▶ **Written task**: The records below must be written out exactly, with every picture left behind.

— start of Records for processing —

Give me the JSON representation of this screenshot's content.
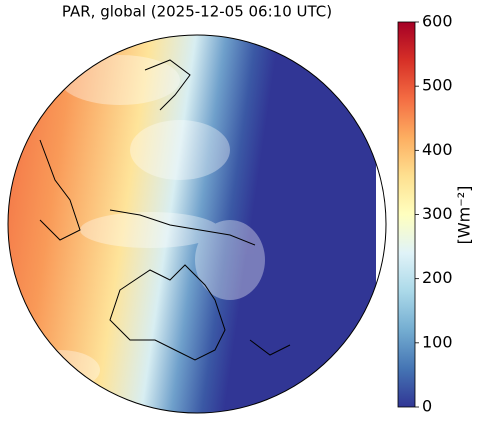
{
  "title": "PAR, global (2025-12-05 06:10 UTC)",
  "colorbar": {
    "label": "[Wm⁻²]",
    "lim": [
      0,
      600
    ],
    "ticks": [
      0,
      100,
      200,
      300,
      400,
      500,
      600
    ]
  }
}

— end of Records for processing —

▶ **Answer to this task**:
Give me the JSON representation of this screenshot's content.
{
  "title": "PAR, global (2025-12-05 06:10 UTC)",
  "colorbar": {
    "label": "[Wm⁻²]",
    "lim": [
      0,
      600
    ],
    "ticks": [
      0,
      100,
      200,
      300,
      400,
      500,
      600
    ]
  }
}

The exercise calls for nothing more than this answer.